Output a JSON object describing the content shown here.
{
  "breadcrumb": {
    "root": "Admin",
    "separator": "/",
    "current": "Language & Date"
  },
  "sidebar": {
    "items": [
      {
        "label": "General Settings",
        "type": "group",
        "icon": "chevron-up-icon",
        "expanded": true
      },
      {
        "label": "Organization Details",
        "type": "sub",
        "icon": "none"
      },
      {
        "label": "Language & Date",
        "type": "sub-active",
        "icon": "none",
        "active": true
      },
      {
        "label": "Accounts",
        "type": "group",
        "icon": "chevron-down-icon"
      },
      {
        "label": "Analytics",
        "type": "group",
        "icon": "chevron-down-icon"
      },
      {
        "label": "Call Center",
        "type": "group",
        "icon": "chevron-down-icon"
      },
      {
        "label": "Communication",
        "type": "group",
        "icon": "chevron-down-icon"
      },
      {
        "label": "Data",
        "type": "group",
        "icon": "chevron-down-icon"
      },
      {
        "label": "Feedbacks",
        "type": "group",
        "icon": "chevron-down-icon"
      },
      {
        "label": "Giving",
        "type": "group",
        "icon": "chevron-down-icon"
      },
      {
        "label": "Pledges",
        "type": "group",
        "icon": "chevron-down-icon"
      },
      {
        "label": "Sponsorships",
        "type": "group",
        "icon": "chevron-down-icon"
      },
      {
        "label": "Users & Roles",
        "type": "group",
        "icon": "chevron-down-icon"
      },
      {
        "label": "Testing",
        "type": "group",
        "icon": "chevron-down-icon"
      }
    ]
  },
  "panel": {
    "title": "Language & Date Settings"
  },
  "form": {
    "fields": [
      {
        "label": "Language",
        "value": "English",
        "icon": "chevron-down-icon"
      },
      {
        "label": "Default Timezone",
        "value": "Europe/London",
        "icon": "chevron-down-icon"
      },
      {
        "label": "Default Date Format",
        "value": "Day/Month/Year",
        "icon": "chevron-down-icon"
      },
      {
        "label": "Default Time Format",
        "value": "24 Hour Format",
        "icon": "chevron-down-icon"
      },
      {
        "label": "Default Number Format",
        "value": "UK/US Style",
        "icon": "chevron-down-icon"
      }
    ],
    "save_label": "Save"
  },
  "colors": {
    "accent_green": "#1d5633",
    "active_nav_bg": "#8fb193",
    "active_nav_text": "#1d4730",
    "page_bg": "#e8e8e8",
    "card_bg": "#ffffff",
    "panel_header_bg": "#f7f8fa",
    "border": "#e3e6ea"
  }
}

================

Problem to work on
Write out every entry exactly as given.

Response
Output a JSON object describing the content shown here.
{
  "breadcrumb": {
    "root": "Admin",
    "separator": "/",
    "current": "Language & Date"
  },
  "sidebar": {
    "items": [
      {
        "label": "General Settings",
        "type": "group",
        "icon": "chevron-up-icon",
        "expanded": true
      },
      {
        "label": "Organization Details",
        "type": "sub",
        "icon": "none"
      },
      {
        "label": "Language & Date",
        "type": "sub-active",
        "icon": "none",
        "active": true
      },
      {
        "label": "Accounts",
        "type": "group",
        "icon": "chevron-down-icon"
      },
      {
        "label": "Analytics",
        "type": "group",
        "icon": "chevron-down-icon"
      },
      {
        "label": "Call Center",
        "type": "group",
        "icon": "chevron-down-icon"
      },
      {
        "label": "Communication",
        "type": "group",
        "icon": "chevron-down-icon"
      },
      {
        "label": "Data",
        "type": "group",
        "icon": "chevron-down-icon"
      },
      {
        "label": "Feedbacks",
        "type": "group",
        "icon": "chevron-down-icon"
      },
      {
        "label": "Giving",
        "type": "group",
        "icon": "chevron-down-icon"
      },
      {
        "label": "Pledges",
        "type": "group",
        "icon": "chevron-down-icon"
      },
      {
        "label": "Sponsorships",
        "type": "group",
        "icon": "chevron-down-icon"
      },
      {
        "label": "Users & Roles",
        "type": "group",
        "icon": "chevron-down-icon"
      },
      {
        "label": "Testing",
        "type": "group",
        "icon": "chevron-down-icon"
      }
    ]
  },
  "panel": {
    "title": "Language & Date Settings"
  },
  "form": {
    "fields": [
      {
        "label": "Language",
        "value": "English",
        "icon": "chevron-down-icon"
      },
      {
        "label": "Default Timezone",
        "value": "Europe/London",
        "icon": "chevron-down-icon"
      },
      {
        "label": "Default Date Format",
        "value": "Day/Month/Year",
        "icon": "chevron-down-icon"
      },
      {
        "label": "Default Time Format",
        "value": "24 Hour Format",
        "icon": "chevron-down-icon"
      },
      {
        "label": "Default Number Format",
        "value": "UK/US Style",
        "icon": "chevron-down-icon"
      }
    ],
    "save_label": "Save"
  },
  "colors": {
    "accent_green": "#1d5633",
    "active_nav_bg": "#8fb193",
    "active_nav_text": "#1d4730",
    "page_bg": "#e8e8e8",
    "card_bg": "#ffffff",
    "panel_header_bg": "#f7f8fa",
    "border": "#e3e6ea"
  }
}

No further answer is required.